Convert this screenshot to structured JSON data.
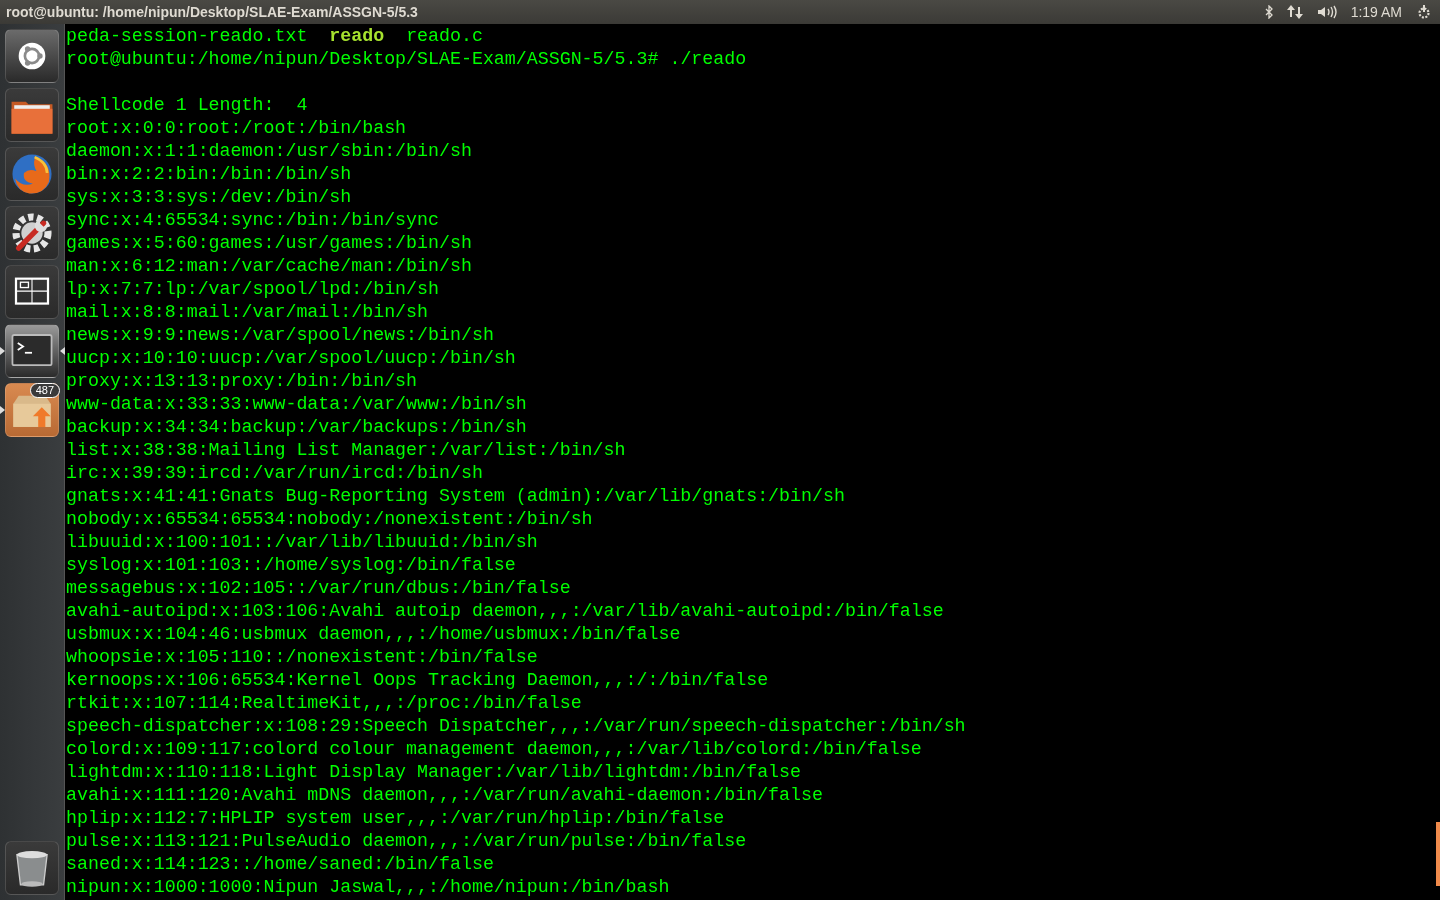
{
  "top_bar": {
    "title": "root@ubuntu: /home/nipun/Desktop/SLAE-Exam/ASSGN-5/5.3",
    "clock": "1:19 AM"
  },
  "launcher": {
    "items": [
      {
        "kind": "dash",
        "running": false,
        "focused": false
      },
      {
        "kind": "files",
        "running": false,
        "focused": false
      },
      {
        "kind": "browser",
        "running": false,
        "focused": false
      },
      {
        "kind": "settings",
        "running": false,
        "focused": false
      },
      {
        "kind": "workspaces",
        "running": false,
        "focused": false
      },
      {
        "kind": "terminal",
        "running": true,
        "focused": true
      },
      {
        "kind": "updates",
        "running": true,
        "focused": false,
        "badge": "487"
      }
    ],
    "trash": {
      "kind": "trash"
    }
  },
  "terminal": {
    "listing": [
      {
        "name": "peda-session-reado.txt",
        "kind": "file"
      },
      {
        "name": "reado",
        "kind": "executable"
      },
      {
        "name": "reado.c",
        "kind": "file"
      }
    ],
    "prompt": "root@ubuntu:/home/nipun/Desktop/SLAE-Exam/ASSGN-5/5.3#",
    "command": "./reado",
    "output": [
      "Shellcode 1 Length:  4",
      "root:x:0:0:root:/root:/bin/bash",
      "daemon:x:1:1:daemon:/usr/sbin:/bin/sh",
      "bin:x:2:2:bin:/bin:/bin/sh",
      "sys:x:3:3:sys:/dev:/bin/sh",
      "sync:x:4:65534:sync:/bin:/bin/sync",
      "games:x:5:60:games:/usr/games:/bin/sh",
      "man:x:6:12:man:/var/cache/man:/bin/sh",
      "lp:x:7:7:lp:/var/spool/lpd:/bin/sh",
      "mail:x:8:8:mail:/var/mail:/bin/sh",
      "news:x:9:9:news:/var/spool/news:/bin/sh",
      "uucp:x:10:10:uucp:/var/spool/uucp:/bin/sh",
      "proxy:x:13:13:proxy:/bin:/bin/sh",
      "www-data:x:33:33:www-data:/var/www:/bin/sh",
      "backup:x:34:34:backup:/var/backups:/bin/sh",
      "list:x:38:38:Mailing List Manager:/var/list:/bin/sh",
      "irc:x:39:39:ircd:/var/run/ircd:/bin/sh",
      "gnats:x:41:41:Gnats Bug-Reporting System (admin):/var/lib/gnats:/bin/sh",
      "nobody:x:65534:65534:nobody:/nonexistent:/bin/sh",
      "libuuid:x:100:101::/var/lib/libuuid:/bin/sh",
      "syslog:x:101:103::/home/syslog:/bin/false",
      "messagebus:x:102:105::/var/run/dbus:/bin/false",
      "avahi-autoipd:x:103:106:Avahi autoip daemon,,,:/var/lib/avahi-autoipd:/bin/false",
      "usbmux:x:104:46:usbmux daemon,,,:/home/usbmux:/bin/false",
      "whoopsie:x:105:110::/nonexistent:/bin/false",
      "kernoops:x:106:65534:Kernel Oops Tracking Daemon,,,:/:/bin/false",
      "rtkit:x:107:114:RealtimeKit,,,:/proc:/bin/false",
      "speech-dispatcher:x:108:29:Speech Dispatcher,,,:/var/run/speech-dispatcher:/bin/sh",
      "colord:x:109:117:colord colour management daemon,,,:/var/lib/colord:/bin/false",
      "lightdm:x:110:118:Light Display Manager:/var/lib/lightdm:/bin/false",
      "avahi:x:111:120:Avahi mDNS daemon,,,:/var/run/avahi-daemon:/bin/false",
      "hplip:x:112:7:HPLIP system user,,,:/var/run/hplip:/bin/false",
      "pulse:x:113:121:PulseAudio daemon,,,:/var/run/pulse:/bin/false",
      "saned:x:114:123::/home/saned:/bin/false",
      "nipun:x:1000:1000:Nipun Jaswal,,,:/home/nipun:/bin/bash"
    ]
  }
}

◆ **Task details**
Using the listing above, state the number of lines that hold "ubuntu", with no other text.

◆ **Answer to this exercise**
2